◆ Stated goal
Go through the material and pull out every line with the string "Actual" in it.

** BEGIN **

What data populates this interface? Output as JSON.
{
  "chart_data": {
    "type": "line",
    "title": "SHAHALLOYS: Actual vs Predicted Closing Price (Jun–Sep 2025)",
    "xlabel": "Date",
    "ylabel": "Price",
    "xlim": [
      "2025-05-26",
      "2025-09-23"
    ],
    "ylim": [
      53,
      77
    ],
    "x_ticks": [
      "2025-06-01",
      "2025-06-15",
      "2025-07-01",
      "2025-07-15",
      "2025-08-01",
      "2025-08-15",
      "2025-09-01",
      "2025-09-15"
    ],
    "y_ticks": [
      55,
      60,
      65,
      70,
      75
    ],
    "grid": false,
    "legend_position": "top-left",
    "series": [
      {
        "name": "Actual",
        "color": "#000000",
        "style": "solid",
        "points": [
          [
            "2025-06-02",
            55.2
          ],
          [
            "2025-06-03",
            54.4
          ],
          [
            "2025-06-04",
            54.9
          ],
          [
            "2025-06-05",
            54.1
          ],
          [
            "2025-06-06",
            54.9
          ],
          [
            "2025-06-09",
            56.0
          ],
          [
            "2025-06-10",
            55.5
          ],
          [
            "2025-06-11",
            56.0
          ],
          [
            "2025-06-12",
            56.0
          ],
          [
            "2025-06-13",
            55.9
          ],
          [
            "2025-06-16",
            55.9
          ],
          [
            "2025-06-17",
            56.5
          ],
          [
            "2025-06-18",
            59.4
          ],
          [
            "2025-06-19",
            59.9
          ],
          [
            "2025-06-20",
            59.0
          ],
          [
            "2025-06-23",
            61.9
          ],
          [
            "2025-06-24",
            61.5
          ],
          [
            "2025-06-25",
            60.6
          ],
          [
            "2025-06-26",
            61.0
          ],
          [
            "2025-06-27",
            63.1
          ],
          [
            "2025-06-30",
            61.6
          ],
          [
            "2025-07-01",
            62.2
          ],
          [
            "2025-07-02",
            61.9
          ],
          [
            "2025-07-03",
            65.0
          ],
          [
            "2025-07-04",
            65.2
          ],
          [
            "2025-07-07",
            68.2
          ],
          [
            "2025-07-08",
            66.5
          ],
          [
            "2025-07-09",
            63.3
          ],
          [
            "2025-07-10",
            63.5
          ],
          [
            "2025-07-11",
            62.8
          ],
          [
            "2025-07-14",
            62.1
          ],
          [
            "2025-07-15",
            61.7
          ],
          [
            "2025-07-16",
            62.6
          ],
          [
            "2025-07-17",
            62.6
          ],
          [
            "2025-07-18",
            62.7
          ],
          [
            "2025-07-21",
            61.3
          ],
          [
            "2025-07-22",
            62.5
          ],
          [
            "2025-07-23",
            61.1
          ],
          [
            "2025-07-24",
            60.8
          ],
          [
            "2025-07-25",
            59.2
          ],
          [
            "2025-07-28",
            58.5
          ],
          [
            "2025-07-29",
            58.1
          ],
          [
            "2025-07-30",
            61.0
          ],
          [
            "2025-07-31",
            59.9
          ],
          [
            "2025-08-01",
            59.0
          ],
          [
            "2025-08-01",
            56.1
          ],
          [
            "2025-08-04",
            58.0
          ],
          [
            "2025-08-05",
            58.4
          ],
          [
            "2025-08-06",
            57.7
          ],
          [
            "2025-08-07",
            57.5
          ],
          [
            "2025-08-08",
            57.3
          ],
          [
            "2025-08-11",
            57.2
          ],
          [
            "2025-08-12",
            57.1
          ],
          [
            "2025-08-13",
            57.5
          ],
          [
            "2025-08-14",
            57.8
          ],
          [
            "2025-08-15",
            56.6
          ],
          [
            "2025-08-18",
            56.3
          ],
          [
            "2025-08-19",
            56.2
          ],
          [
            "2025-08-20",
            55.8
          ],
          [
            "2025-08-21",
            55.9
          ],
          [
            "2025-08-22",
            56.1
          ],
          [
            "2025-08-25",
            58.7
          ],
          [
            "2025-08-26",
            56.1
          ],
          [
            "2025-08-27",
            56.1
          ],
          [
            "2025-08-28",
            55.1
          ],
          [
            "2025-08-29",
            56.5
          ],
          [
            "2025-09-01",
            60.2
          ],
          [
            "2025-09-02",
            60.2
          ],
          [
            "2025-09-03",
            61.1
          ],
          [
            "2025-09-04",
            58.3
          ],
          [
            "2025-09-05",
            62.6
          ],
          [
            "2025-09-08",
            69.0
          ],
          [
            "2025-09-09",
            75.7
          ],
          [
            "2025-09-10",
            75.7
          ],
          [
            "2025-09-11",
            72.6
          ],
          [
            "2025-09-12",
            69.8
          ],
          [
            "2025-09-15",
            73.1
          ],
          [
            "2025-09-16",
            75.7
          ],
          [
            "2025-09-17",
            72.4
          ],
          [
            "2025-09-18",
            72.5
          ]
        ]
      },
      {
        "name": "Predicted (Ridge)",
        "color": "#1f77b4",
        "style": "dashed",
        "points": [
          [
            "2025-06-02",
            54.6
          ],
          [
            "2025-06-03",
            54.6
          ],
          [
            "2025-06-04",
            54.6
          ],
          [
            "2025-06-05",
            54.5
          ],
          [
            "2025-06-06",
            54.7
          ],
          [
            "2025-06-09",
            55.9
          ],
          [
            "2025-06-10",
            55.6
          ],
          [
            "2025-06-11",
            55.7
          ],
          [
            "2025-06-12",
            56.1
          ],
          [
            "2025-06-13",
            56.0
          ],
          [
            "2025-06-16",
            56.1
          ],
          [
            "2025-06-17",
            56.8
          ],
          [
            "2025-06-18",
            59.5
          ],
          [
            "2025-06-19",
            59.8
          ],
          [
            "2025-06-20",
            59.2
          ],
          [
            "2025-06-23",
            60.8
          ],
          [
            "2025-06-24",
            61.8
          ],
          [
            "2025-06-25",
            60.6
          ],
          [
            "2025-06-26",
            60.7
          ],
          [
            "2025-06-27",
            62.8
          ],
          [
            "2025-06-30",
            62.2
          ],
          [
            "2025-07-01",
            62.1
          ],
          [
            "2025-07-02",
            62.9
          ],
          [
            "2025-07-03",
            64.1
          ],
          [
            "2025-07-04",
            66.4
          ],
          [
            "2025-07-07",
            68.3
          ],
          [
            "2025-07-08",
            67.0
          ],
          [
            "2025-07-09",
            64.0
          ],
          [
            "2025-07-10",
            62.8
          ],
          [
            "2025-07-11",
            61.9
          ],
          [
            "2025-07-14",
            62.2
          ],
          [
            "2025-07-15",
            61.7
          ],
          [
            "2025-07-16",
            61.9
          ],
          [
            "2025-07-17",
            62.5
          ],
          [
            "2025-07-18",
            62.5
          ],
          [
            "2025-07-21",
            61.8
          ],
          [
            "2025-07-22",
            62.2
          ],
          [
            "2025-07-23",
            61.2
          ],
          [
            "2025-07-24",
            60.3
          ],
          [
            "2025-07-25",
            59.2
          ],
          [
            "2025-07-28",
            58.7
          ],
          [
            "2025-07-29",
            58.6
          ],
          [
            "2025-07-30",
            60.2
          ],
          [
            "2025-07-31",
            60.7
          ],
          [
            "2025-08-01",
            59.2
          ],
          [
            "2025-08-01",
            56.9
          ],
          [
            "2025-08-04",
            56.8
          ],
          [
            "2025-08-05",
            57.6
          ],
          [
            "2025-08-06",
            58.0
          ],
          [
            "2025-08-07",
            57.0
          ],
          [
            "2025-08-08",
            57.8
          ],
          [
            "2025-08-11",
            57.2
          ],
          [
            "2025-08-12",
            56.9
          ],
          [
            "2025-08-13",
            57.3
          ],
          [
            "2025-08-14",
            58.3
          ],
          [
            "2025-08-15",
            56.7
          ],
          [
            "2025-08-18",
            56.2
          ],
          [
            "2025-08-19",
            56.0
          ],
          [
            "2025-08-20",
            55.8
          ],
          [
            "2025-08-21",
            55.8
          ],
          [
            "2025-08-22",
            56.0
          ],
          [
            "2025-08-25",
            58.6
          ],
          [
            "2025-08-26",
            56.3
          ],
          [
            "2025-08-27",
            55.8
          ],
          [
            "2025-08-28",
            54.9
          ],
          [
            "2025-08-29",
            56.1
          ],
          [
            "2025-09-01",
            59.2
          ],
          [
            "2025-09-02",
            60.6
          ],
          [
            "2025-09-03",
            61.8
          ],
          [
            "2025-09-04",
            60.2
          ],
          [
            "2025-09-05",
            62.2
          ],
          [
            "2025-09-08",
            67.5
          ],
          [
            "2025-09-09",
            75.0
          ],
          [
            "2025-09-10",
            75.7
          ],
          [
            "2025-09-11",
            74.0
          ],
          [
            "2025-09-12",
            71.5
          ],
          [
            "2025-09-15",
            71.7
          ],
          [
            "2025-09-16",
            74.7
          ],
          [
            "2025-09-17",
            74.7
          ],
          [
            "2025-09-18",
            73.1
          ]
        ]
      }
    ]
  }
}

** END **

◆ Response
    "title": "SHAHALLOYS: Actual vs Predicted Closing Price (Jun–Sep 2025)",
        "name": "Actual",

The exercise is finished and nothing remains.